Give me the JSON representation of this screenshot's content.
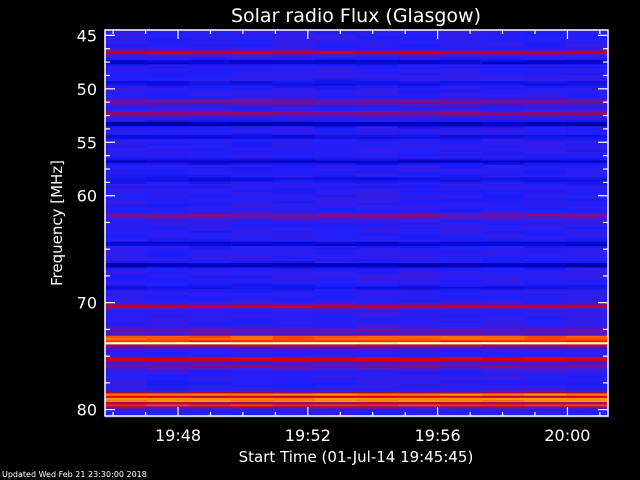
{
  "chart_data": {
    "type": "heatmap",
    "title": "Solar radio Flux (Glasgow)",
    "xlabel": "Start Time (01-Jul-14 19:45:45)",
    "ylabel": "Frequency [MHz]",
    "x_tick_labels": [
      "19:48",
      "19:52",
      "19:56",
      "20:00"
    ],
    "x_ticks_min": [
      48,
      52,
      56,
      60
    ],
    "xlim_minutes_after_1900": [
      45.75,
      61.25
    ],
    "y_tick_labels": [
      "45",
      "50",
      "55",
      "60",
      "70",
      "80"
    ],
    "y_ticks": [
      45,
      50,
      55,
      60,
      70,
      80
    ],
    "ylim": [
      44.5,
      80.6
    ],
    "y_direction": "increasing-downward",
    "colormap": [
      "#000030",
      "#0000c0",
      "#2020ff",
      "#7010a0",
      "#d00010",
      "#ff6000",
      "#ffc000",
      "#ffffe0"
    ],
    "background_level": 0.3,
    "bands": [
      {
        "freq": 46.6,
        "level": 0.55
      },
      {
        "freq": 47.5,
        "level": 0.15
      },
      {
        "freq": 49.5,
        "level": 0.2
      },
      {
        "freq": 51.2,
        "level": 0.45
      },
      {
        "freq": 52.3,
        "level": 0.5
      },
      {
        "freq": 53.3,
        "level": 0.1
      },
      {
        "freq": 54.5,
        "level": 0.2
      },
      {
        "freq": 56.8,
        "level": 0.15
      },
      {
        "freq": 58.5,
        "level": 0.2
      },
      {
        "freq": 61.9,
        "level": 0.45
      },
      {
        "freq": 64.5,
        "level": 0.15
      },
      {
        "freq": 66.5,
        "level": 0.1
      },
      {
        "freq": 68.6,
        "level": 0.22
      },
      {
        "freq": 69.5,
        "level": 0.3
      },
      {
        "freq": 70.4,
        "level": 0.55
      },
      {
        "freq": 72.6,
        "level": 0.42
      },
      {
        "freq": 73.3,
        "level": 0.8
      },
      {
        "freq": 73.8,
        "level": 1.0
      },
      {
        "freq": 74.3,
        "level": 0.35
      },
      {
        "freq": 75.3,
        "level": 0.62
      },
      {
        "freq": 76.0,
        "level": 0.45
      },
      {
        "freq": 78.6,
        "level": 0.78
      },
      {
        "freq": 79.1,
        "level": 0.88
      },
      {
        "freq": 79.6,
        "level": 0.65
      }
    ]
  },
  "footer": {
    "updated": "Updated Wed Feb 21 23:30:00 2018"
  }
}
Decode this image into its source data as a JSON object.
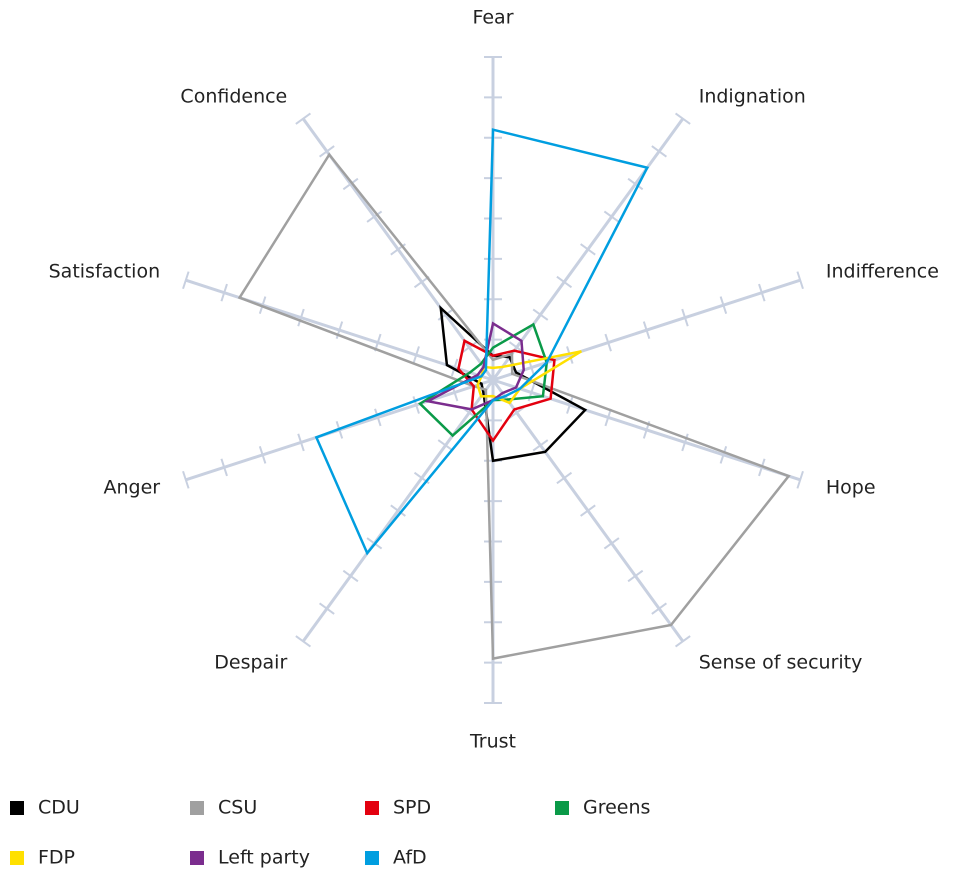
{
  "chart_data": {
    "type": "radar",
    "categories": [
      "Fear",
      "Indignation",
      "Indifference",
      "Hope",
      "Sense of security",
      "Trust",
      "Despair",
      "Anger",
      "Satisfaction",
      "Confidence"
    ],
    "rlim": [
      0,
      8
    ],
    "rticks": [
      1,
      2,
      3,
      4,
      5,
      6,
      7,
      8
    ],
    "series": [
      {
        "name": "CDU",
        "color": "#000000",
        "values": [
          0.6,
          0.7,
          0.6,
          2.4,
          2.2,
          2.0,
          0.4,
          0.3,
          1.2,
          2.2
        ]
      },
      {
        "name": "CSU",
        "color": "#a0a0a0",
        "values": [
          0.5,
          0.8,
          0.5,
          7.7,
          7.5,
          6.9,
          0.3,
          0.5,
          6.6,
          6.9
        ]
      },
      {
        "name": "SPD",
        "color": "#e3000f",
        "values": [
          0.6,
          0.9,
          1.6,
          1.5,
          0.9,
          1.5,
          0.9,
          0.5,
          0.9,
          1.2
        ]
      },
      {
        "name": "Greens",
        "color": "#0a9a48",
        "values": [
          0.8,
          1.7,
          1.4,
          1.3,
          0.6,
          0.5,
          1.7,
          1.9,
          0.6,
          0.5
        ]
      },
      {
        "name": "FDP",
        "color": "#ffe000",
        "values": [
          0.3,
          0.4,
          2.3,
          0.7,
          0.7,
          0.4,
          0.5,
          0.4,
          0.3,
          0.4
        ]
      },
      {
        "name": "Left party",
        "color": "#7b2d8e",
        "values": [
          1.4,
          1.2,
          0.8,
          0.6,
          0.4,
          0.5,
          0.9,
          1.7,
          0.4,
          0.4
        ]
      },
      {
        "name": "AfD",
        "color": "#009ee0",
        "values": [
          6.2,
          6.5,
          1.4,
          0.7,
          0.5,
          0.5,
          5.3,
          4.6,
          0.3,
          0.3
        ]
      }
    ]
  }
}
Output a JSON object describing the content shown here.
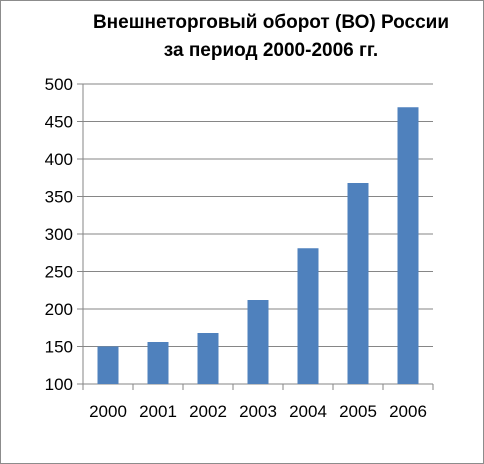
{
  "chart_data": {
    "type": "bar",
    "title_lines": [
      "Внешнеторговый оборот (ВО) России",
      "за период 2000-2006 гг."
    ],
    "categories": [
      "2000",
      "2001",
      "2002",
      "2003",
      "2004",
      "2005",
      "2006"
    ],
    "values": [
      150,
      156,
      168,
      212,
      281,
      368,
      469
    ],
    "ylim": [
      100,
      500
    ],
    "yticks": [
      100,
      150,
      200,
      250,
      300,
      350,
      400,
      450,
      500
    ],
    "grid": true,
    "bar_color": "#4f81bd",
    "legend": "none"
  }
}
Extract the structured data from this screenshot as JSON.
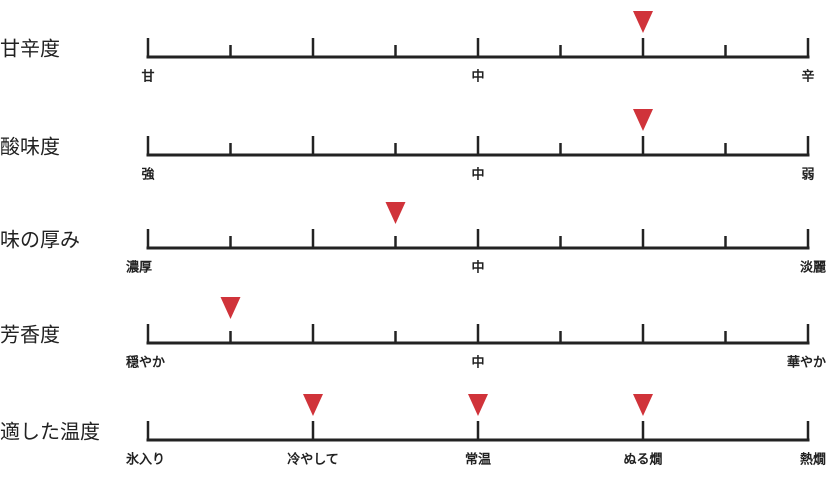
{
  "rows": [
    {
      "label": "甘辛度",
      "ticks": [
        "甘",
        null,
        null,
        null,
        "中",
        null,
        null,
        null,
        "辛"
      ],
      "markers": [
        6
      ]
    },
    {
      "label": "酸味度",
      "ticks": [
        "強",
        null,
        null,
        null,
        "中",
        null,
        null,
        null,
        "弱"
      ],
      "markers": [
        6
      ]
    },
    {
      "label": "味の厚み",
      "ticks": [
        "濃厚",
        null,
        null,
        null,
        "中",
        null,
        null,
        null,
        "淡麗"
      ],
      "markers": [
        3
      ]
    },
    {
      "label": "芳香度",
      "ticks": [
        "穏やか",
        null,
        null,
        null,
        "中",
        null,
        null,
        null,
        "華やか"
      ],
      "markers": [
        1
      ]
    },
    {
      "label": "適した温度",
      "ticks": [
        "氷入り",
        "冷やして",
        "常温",
        "ぬる燗",
        "熱燗"
      ],
      "markers": [
        1,
        2,
        3
      ]
    }
  ]
}
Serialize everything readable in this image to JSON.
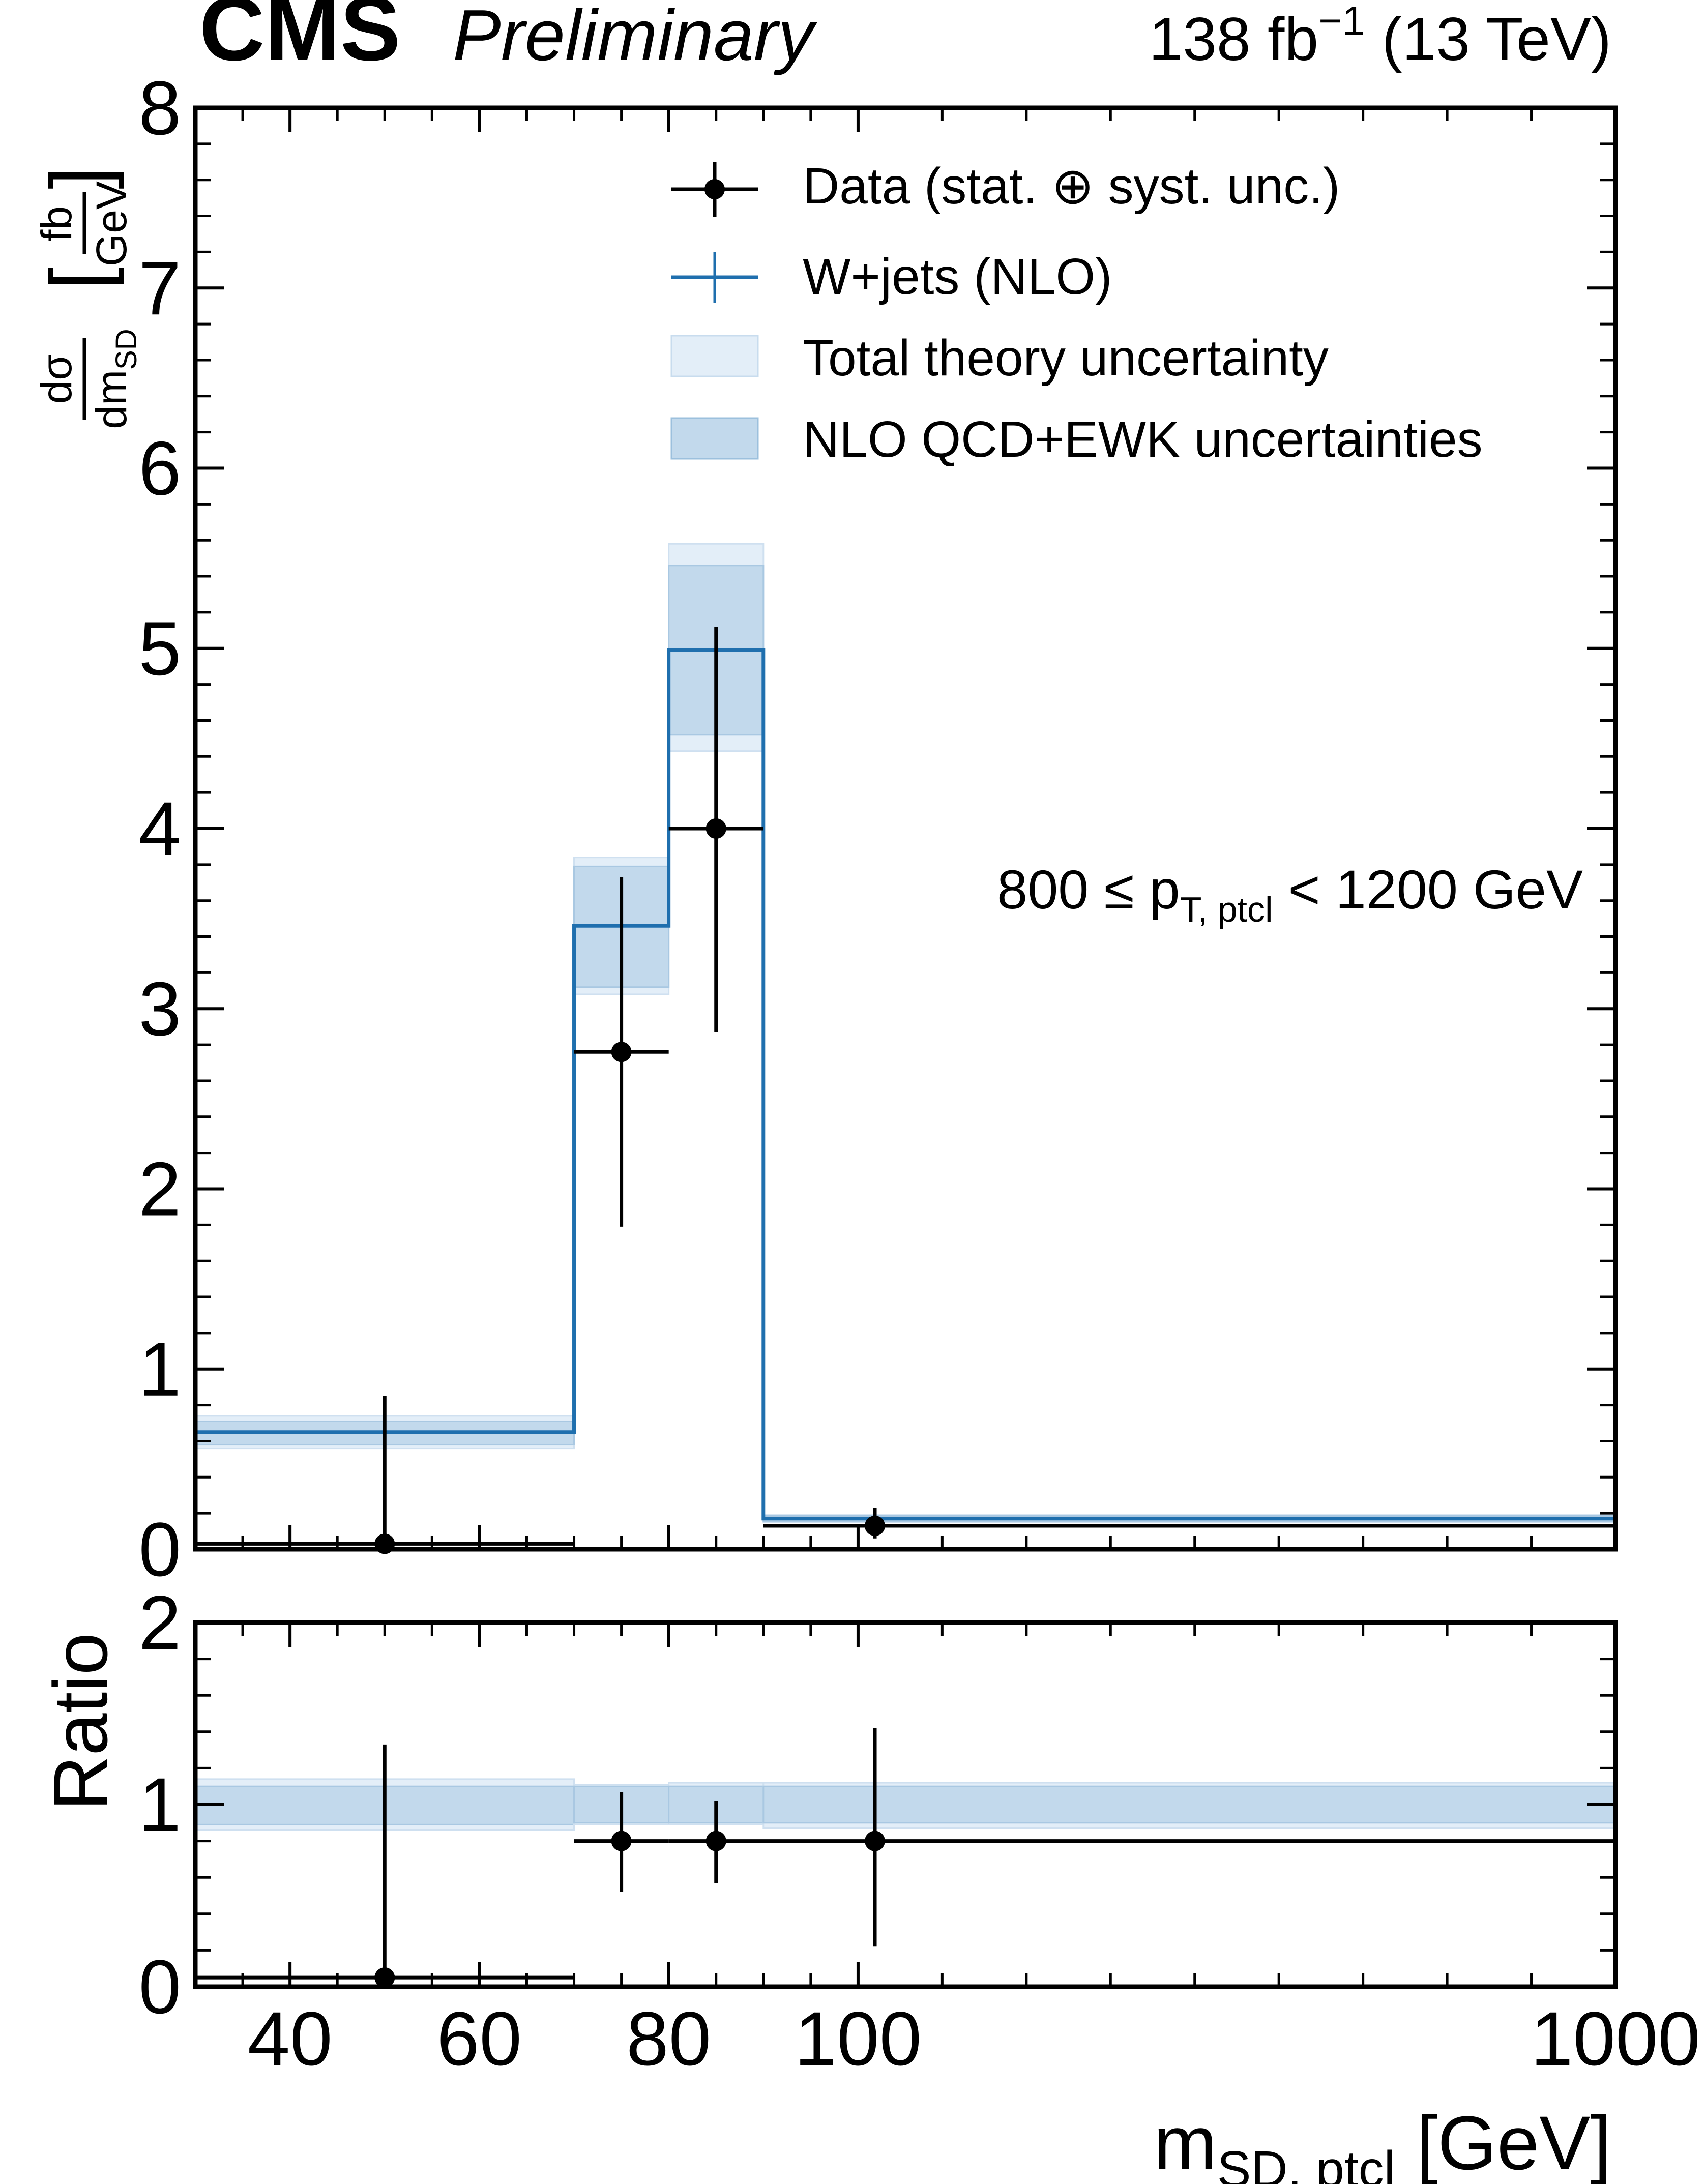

_ _ _

* What to produce *
In the entries above, find the lines containing the word "content" and say how many there are, with no other words.

* Task result *
2